§ Stored entries:
— start —
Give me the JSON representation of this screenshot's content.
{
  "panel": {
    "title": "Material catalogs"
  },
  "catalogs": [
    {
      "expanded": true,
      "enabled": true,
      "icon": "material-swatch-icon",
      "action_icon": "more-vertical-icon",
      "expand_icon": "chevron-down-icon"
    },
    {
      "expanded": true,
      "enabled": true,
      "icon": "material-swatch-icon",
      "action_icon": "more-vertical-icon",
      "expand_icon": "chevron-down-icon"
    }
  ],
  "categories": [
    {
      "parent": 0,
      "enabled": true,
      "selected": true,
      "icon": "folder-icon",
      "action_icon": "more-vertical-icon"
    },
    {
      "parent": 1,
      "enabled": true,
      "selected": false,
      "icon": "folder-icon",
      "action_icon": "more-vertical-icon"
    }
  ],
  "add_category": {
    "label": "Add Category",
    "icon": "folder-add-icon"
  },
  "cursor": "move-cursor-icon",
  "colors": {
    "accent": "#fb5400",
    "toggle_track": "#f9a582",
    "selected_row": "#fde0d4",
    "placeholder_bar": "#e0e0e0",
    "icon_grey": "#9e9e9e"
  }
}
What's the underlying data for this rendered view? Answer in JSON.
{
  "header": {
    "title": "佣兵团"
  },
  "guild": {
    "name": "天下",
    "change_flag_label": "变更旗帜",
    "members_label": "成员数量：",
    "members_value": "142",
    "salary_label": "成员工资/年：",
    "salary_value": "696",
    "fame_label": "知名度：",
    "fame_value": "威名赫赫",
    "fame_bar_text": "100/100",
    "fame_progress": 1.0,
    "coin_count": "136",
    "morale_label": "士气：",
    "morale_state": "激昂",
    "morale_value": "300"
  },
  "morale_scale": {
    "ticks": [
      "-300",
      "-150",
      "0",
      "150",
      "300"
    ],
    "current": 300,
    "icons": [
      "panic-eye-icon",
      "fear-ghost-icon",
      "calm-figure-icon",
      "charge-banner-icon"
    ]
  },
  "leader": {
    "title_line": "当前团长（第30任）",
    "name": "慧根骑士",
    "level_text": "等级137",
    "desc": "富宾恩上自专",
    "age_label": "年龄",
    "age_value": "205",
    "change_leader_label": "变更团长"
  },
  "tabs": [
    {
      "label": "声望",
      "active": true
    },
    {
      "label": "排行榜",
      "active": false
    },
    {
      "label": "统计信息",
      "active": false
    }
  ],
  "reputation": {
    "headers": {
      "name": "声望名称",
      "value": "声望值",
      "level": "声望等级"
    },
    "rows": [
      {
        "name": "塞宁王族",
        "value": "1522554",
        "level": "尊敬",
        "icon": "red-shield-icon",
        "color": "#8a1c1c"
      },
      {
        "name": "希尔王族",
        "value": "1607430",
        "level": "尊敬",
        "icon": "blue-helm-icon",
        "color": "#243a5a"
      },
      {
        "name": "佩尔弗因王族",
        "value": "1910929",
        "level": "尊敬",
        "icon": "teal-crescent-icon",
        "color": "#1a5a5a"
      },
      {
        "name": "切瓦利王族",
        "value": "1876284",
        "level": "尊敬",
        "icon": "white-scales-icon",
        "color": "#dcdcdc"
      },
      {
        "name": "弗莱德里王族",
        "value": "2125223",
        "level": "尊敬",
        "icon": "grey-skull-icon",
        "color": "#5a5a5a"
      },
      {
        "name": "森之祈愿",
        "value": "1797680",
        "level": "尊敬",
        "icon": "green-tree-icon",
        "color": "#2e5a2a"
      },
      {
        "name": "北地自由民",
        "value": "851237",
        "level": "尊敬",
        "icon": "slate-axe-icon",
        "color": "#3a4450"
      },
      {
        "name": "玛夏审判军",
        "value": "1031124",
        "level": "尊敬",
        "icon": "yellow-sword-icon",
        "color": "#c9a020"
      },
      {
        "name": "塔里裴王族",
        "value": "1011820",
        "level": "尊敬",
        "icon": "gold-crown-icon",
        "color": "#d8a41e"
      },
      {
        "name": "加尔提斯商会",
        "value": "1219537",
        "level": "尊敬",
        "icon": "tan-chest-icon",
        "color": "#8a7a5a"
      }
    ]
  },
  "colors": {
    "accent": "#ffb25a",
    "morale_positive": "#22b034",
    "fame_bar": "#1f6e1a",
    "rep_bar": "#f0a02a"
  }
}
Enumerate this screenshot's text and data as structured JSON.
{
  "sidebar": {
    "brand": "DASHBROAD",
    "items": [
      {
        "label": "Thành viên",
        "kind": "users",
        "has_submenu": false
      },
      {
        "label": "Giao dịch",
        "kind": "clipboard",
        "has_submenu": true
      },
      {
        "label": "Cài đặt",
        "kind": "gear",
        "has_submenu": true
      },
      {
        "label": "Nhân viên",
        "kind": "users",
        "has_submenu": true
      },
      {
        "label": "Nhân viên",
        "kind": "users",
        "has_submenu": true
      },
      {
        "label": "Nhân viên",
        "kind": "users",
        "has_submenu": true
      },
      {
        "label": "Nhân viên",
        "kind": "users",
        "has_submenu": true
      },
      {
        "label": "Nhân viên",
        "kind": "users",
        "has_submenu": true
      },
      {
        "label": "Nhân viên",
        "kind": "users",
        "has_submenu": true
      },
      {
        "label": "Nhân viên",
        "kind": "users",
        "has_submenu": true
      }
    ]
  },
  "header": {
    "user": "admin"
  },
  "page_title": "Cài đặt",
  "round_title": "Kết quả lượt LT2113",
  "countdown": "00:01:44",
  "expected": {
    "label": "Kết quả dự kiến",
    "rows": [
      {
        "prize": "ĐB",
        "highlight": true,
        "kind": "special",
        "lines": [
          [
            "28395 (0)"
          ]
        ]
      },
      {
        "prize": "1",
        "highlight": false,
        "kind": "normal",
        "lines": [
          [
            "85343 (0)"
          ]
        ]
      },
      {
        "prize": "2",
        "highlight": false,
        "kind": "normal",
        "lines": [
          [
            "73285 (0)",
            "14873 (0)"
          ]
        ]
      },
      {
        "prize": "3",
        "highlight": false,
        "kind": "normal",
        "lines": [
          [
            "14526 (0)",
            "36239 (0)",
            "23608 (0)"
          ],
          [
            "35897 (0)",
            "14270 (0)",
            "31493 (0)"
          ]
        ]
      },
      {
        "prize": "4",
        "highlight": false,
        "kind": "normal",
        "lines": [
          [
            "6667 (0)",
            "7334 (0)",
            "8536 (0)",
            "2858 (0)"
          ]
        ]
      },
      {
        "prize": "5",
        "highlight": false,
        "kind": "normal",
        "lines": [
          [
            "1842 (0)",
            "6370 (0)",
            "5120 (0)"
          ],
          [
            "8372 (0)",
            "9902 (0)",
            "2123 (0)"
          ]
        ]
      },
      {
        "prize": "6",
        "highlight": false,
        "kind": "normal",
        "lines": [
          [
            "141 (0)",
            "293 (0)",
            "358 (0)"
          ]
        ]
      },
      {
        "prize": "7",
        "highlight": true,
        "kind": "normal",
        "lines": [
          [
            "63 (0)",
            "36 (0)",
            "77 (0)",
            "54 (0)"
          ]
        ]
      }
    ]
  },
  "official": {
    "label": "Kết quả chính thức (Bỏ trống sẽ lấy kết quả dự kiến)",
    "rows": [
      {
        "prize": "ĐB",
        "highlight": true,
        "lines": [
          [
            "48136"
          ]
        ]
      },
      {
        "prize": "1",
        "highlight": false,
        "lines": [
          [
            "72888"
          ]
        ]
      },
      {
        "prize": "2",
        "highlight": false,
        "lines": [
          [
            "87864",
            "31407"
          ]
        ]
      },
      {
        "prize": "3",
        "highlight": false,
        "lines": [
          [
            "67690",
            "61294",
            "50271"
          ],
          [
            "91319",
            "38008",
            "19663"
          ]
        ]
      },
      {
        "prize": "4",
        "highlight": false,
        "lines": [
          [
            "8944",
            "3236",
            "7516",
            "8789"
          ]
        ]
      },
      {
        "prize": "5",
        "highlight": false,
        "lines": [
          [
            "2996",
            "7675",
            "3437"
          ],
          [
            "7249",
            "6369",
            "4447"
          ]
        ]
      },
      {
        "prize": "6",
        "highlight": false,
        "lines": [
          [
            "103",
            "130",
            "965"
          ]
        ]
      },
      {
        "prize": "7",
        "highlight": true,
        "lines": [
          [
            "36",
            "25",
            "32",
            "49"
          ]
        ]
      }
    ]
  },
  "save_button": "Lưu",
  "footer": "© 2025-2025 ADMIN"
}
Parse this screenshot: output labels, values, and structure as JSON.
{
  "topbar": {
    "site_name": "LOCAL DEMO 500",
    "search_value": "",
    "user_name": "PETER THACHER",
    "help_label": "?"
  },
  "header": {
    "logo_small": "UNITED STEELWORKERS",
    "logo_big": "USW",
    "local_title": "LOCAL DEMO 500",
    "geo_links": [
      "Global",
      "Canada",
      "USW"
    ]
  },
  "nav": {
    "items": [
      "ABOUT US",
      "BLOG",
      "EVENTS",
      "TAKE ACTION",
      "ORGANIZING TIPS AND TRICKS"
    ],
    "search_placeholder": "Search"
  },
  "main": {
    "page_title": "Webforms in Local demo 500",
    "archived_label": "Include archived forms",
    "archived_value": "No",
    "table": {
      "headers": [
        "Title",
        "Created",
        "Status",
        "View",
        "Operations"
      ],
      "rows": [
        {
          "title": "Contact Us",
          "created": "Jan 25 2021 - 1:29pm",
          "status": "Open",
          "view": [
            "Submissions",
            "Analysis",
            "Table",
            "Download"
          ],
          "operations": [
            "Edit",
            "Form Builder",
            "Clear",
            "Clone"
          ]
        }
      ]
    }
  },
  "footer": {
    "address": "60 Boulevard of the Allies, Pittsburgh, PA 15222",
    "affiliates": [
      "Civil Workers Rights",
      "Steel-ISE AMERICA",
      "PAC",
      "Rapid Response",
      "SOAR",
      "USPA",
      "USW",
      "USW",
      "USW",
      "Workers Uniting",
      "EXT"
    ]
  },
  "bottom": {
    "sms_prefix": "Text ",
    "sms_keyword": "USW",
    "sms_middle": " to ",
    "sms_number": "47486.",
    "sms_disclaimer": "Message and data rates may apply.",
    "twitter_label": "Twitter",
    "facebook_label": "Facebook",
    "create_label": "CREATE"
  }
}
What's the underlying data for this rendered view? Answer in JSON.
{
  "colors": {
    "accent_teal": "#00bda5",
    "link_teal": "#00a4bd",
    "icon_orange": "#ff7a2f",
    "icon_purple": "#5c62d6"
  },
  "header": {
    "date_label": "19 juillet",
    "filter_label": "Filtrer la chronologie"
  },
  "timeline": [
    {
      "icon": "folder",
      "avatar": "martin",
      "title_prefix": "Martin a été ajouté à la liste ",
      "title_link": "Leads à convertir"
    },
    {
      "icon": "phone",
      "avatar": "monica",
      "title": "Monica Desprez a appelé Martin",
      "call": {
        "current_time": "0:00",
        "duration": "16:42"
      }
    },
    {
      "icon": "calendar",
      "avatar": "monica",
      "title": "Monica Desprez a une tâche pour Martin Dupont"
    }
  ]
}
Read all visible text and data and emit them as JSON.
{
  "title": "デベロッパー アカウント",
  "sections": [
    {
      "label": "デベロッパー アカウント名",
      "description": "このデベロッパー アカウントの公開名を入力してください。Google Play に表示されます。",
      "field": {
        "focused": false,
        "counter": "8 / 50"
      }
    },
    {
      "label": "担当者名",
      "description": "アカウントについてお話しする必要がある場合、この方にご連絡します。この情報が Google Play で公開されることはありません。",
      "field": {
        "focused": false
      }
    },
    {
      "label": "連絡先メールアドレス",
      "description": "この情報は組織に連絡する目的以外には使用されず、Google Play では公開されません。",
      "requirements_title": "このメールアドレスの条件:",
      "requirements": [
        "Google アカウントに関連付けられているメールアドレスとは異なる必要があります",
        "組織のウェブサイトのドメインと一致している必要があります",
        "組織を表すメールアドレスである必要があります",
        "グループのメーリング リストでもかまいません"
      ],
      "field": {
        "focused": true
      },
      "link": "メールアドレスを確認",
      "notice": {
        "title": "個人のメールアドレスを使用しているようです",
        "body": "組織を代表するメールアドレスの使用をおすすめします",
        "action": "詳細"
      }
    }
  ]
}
— end —
§ AIM: How many of these lines contain "description"? Write only the number.

§ ANSWER TO THE PROBLEM: 3